START Listing

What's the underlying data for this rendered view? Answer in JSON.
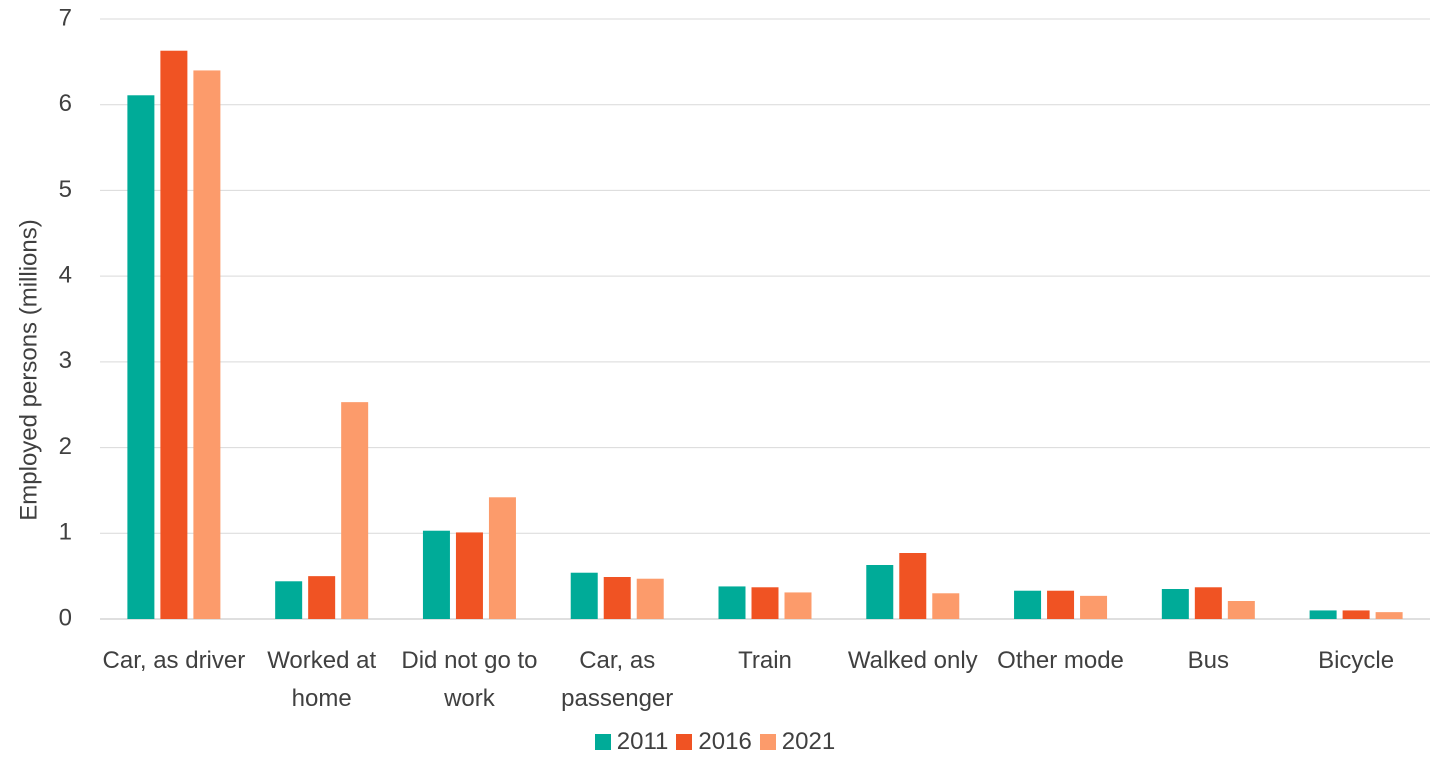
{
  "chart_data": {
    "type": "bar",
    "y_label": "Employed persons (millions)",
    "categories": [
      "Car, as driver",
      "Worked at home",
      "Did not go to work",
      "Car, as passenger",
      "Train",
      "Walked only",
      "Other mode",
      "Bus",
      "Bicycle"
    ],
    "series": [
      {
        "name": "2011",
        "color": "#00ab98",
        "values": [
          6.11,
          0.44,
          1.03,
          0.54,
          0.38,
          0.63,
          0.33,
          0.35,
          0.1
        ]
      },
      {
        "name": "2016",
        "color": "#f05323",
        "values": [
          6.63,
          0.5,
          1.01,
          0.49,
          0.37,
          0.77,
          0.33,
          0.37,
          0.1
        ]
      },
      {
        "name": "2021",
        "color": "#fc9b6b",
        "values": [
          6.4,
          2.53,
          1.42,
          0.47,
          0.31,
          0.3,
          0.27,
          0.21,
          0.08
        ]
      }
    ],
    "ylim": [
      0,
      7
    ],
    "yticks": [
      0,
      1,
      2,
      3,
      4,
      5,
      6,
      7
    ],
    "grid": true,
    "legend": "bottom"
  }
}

END Listing
START Listing

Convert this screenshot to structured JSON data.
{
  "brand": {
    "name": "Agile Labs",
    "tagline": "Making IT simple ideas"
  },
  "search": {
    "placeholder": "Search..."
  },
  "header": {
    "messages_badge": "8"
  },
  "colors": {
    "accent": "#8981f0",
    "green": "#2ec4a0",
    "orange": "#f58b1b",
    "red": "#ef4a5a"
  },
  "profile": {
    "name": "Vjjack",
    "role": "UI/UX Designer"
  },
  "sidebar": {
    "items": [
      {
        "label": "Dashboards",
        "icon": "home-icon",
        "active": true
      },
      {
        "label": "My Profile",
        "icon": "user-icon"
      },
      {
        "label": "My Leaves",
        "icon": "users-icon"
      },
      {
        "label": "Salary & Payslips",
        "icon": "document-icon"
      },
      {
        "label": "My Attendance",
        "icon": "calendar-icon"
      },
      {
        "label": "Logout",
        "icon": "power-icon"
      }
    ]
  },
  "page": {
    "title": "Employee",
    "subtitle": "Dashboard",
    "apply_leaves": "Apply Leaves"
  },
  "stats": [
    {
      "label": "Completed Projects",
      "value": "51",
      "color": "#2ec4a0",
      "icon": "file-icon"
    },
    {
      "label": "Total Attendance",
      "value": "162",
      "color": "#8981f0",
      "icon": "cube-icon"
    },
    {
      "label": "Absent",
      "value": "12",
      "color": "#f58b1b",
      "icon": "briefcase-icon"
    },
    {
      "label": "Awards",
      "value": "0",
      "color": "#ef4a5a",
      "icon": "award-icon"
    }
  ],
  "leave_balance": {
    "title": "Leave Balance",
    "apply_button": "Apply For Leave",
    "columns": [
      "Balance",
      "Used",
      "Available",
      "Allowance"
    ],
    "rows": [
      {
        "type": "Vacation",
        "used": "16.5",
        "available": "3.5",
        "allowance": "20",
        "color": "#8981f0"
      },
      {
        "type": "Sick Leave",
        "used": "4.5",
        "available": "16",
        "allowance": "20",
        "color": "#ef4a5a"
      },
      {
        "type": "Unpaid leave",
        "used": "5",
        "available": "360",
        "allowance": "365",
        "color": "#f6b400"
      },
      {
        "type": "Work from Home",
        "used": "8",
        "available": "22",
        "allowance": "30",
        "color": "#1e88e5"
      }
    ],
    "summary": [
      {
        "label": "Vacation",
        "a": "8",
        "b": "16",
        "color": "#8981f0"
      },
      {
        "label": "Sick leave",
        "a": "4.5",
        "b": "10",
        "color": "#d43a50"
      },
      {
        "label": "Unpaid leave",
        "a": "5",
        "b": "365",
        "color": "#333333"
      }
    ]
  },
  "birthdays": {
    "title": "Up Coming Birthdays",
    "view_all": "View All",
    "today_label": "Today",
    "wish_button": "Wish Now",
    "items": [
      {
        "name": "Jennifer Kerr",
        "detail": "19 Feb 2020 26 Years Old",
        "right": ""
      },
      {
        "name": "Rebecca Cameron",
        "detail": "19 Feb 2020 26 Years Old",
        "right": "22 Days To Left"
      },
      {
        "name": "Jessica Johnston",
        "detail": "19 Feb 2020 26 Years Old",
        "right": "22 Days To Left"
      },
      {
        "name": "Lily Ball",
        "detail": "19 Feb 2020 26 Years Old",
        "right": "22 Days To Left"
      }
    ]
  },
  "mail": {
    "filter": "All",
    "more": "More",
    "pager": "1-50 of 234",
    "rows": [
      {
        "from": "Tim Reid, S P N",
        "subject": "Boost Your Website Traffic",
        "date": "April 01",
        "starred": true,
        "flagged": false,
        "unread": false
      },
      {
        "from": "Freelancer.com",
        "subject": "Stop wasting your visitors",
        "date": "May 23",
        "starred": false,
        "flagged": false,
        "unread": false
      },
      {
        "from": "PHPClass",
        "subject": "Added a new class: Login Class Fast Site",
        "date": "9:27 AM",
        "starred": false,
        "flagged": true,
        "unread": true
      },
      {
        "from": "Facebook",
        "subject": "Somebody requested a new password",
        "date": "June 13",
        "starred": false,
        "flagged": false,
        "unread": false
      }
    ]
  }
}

END Listing

_The exercise_:
Check each line above for the string "Apply" and report how many lines have it, giving only the number.

_Full solution_:
2